WHAT TO WORK ON: Omit all pictures, then retype the data exactly as given.

DATA FOR THE TASK:
——————————

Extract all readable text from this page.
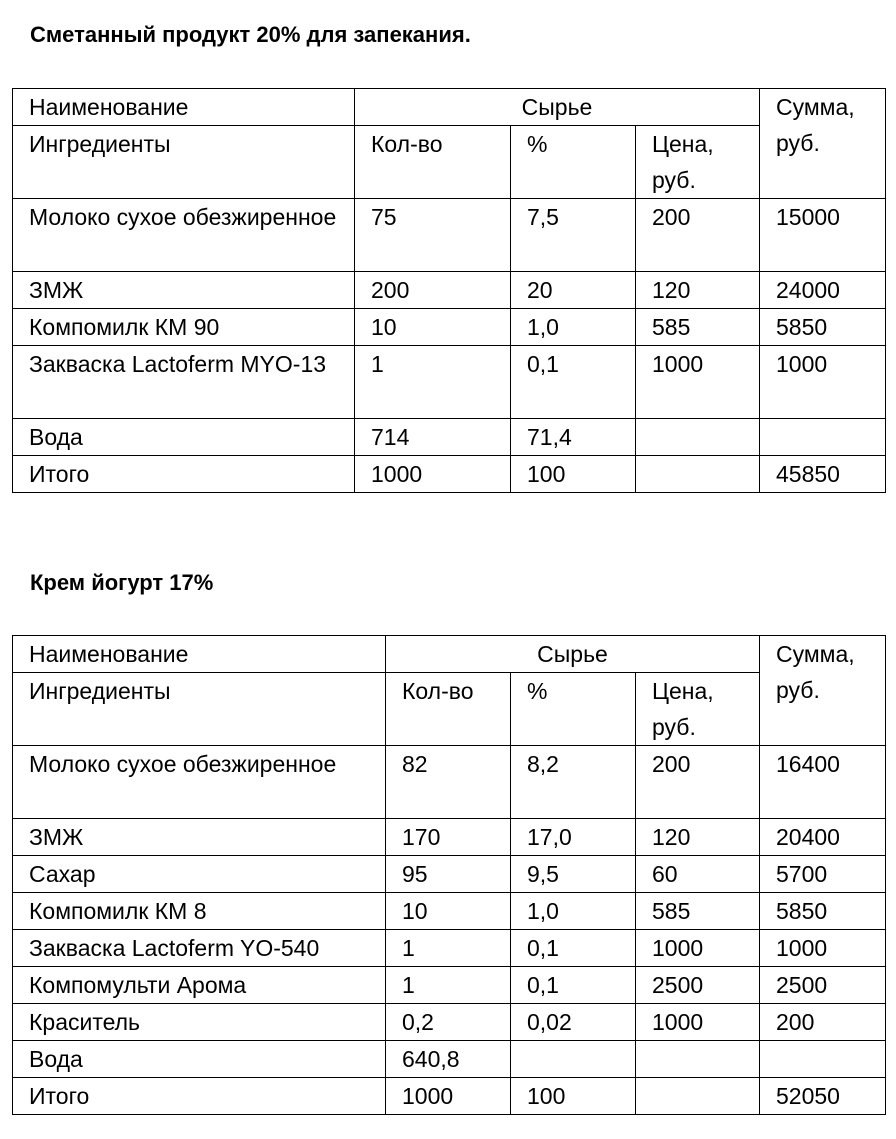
Сметанный продукт 20% для запекания.
Наименование	Сырье			Сумма, руб.
Ингредиенты	Кол-во	%	Цена, руб.	
Молоко сухое обезжиренное	75	7,5	200	15000
ЗМЖ	200	20	120	24000
Компомилк КМ 90	10	1,0	585	5850
Закваска Lactoferm MYO-13	1	0,1	1000	1000
Вода	714	71,4		
Итого	1000	100		45850
Крем йогурт 17%
Наименование	Сырье			Сумма, руб.
Ингредиенты	Кол-во	%	Цена, руб.	
Молоко сухое обезжиренное	82	8,2	200	16400
ЗМЖ	170	17,0	120	20400
Сахар	95	9,5	60	5700
Компомилк КМ 8	10	1,0	585	5850
Закваска Lactoferm YO-540	1	0,1	1000	1000
Компомульти Арома	1	0,1	2500	2500
Краситель	0,2	0,02	1000	200
Вода	640,8			
Итого	1000	100		52050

——————————

EXERCISE SOLUTION:
Extract all readable text from this page.
Сметанный продукт 20% для запекания.
Наименование	Сырье			Сумма, руб.
Ингредиенты	Кол-во	%	Цена, руб.	
Молоко сухое обезжиренное	75	7,5	200	15000
ЗМЖ	200	20	120	24000
Компомилк КМ 90	10	1,0	585	5850
Закваска Lactoferm MYO-13	1	0,1	1000	1000
Вода	714	71,4		
Итого	1000	100		45850
Крем йогурт 17%
Наименование	Сырье			Сумма, руб.
Ингредиенты	Кол-во	%	Цена, руб.	
Молоко сухое обезжиренное	82	8,2	200	16400
ЗМЖ	170	17,0	120	20400
Сахар	95	9,5	60	5700
Компомилк КМ 8	10	1,0	585	5850
Закваска Lactoferm YO-540	1	0,1	1000	1000
Компомульти Арома	1	0,1	2500	2500
Краситель	0,2	0,02	1000	200
Вода	640,8			
Итого	1000	100		52050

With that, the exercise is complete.